> [Exercise objective]
Scan each line of the records for the word "this" and extract the ones that have it.
--------------------------------
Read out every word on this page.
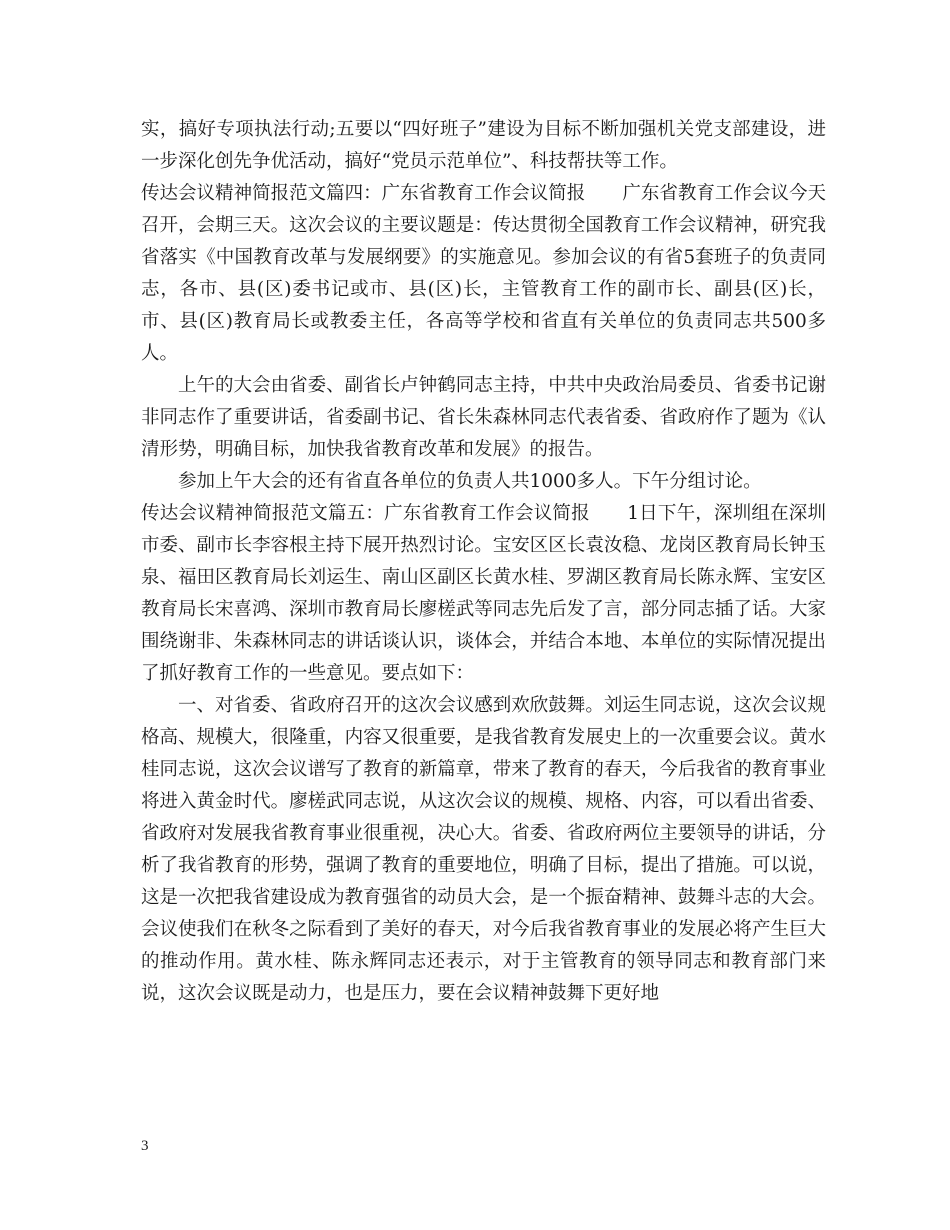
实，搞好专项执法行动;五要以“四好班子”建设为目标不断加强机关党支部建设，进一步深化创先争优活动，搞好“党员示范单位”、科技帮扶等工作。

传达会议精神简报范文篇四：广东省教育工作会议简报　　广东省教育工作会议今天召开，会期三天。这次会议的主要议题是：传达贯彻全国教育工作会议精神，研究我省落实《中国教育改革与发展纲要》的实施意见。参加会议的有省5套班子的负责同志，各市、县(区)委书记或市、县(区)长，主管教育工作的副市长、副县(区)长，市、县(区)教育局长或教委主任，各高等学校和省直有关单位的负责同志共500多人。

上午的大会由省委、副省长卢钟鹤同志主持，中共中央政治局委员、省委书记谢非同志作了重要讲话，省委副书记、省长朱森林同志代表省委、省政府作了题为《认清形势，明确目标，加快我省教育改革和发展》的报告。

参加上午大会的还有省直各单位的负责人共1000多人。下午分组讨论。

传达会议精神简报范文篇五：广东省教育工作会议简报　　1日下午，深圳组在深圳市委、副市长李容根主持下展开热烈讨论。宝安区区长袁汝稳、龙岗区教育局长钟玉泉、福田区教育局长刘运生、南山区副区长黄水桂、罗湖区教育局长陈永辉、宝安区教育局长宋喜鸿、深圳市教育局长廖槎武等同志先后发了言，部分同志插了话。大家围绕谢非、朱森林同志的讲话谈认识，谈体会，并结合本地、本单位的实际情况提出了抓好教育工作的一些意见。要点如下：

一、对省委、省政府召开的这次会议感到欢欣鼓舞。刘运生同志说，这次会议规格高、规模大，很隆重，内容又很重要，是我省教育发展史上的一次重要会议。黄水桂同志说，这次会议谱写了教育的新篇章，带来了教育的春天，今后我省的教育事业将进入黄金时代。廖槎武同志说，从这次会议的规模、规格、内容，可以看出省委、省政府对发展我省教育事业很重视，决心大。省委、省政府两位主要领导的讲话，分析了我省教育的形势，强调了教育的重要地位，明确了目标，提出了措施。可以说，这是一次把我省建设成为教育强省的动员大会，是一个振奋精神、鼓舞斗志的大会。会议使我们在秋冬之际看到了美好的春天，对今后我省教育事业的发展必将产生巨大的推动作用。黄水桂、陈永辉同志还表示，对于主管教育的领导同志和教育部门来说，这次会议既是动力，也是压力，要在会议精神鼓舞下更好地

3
--------------------------------
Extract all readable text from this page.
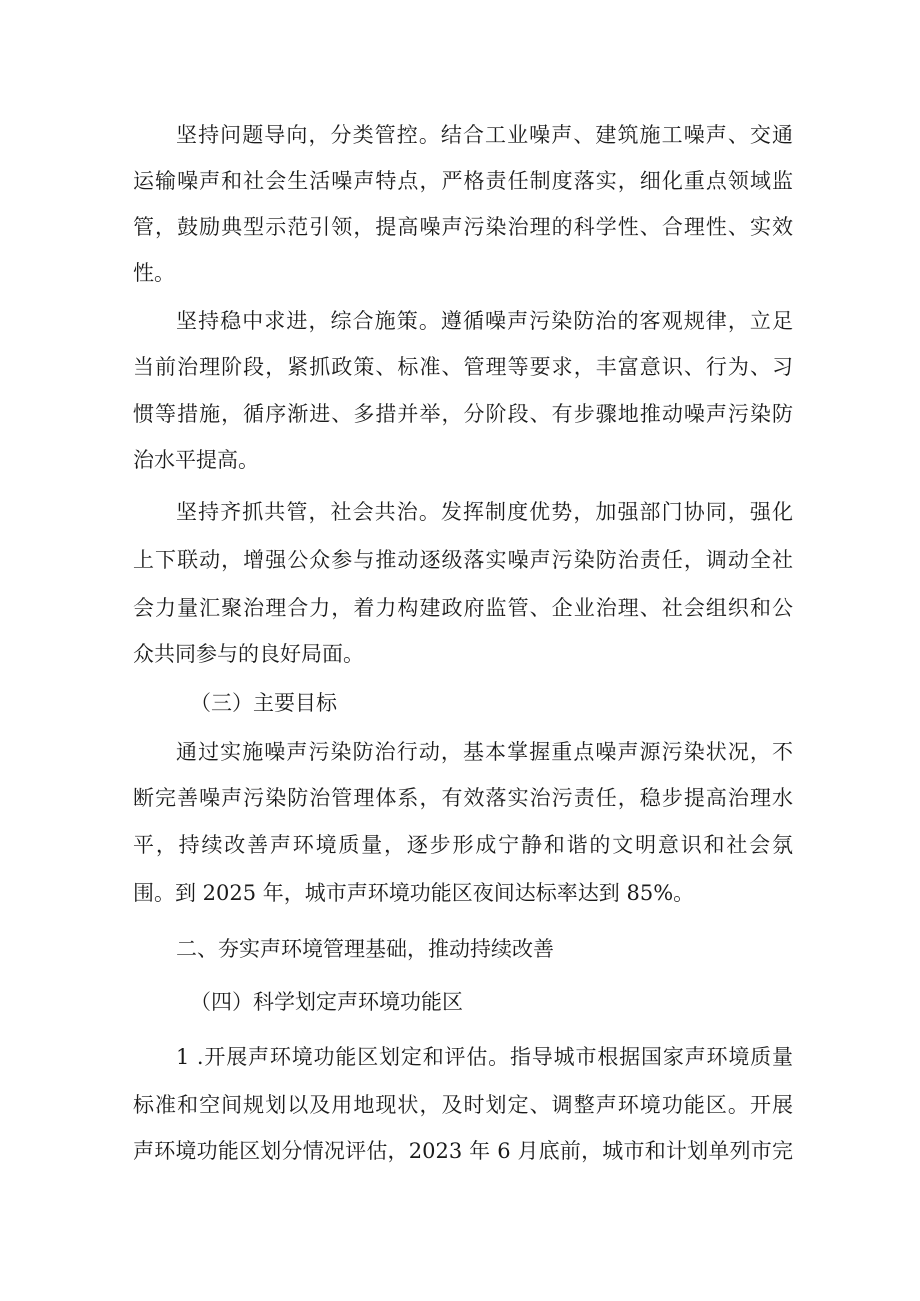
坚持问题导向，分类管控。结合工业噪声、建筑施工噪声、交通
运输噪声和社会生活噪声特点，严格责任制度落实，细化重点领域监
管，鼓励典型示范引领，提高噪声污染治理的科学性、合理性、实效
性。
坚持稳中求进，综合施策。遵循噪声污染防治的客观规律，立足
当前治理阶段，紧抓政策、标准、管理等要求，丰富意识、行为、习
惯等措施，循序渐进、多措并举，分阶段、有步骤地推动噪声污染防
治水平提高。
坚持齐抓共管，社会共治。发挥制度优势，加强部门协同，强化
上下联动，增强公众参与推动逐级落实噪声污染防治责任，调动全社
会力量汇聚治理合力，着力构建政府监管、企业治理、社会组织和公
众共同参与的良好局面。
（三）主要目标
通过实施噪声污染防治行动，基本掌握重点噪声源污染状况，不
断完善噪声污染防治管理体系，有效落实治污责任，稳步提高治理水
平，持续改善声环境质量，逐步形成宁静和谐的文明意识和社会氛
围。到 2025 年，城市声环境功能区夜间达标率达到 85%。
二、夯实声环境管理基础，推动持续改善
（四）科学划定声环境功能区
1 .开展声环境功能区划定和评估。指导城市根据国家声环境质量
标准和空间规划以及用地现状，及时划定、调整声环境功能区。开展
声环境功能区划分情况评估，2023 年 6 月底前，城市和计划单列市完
--------------------------------
> [In response]
Read out every word on this page.
Extract all readable text from this page.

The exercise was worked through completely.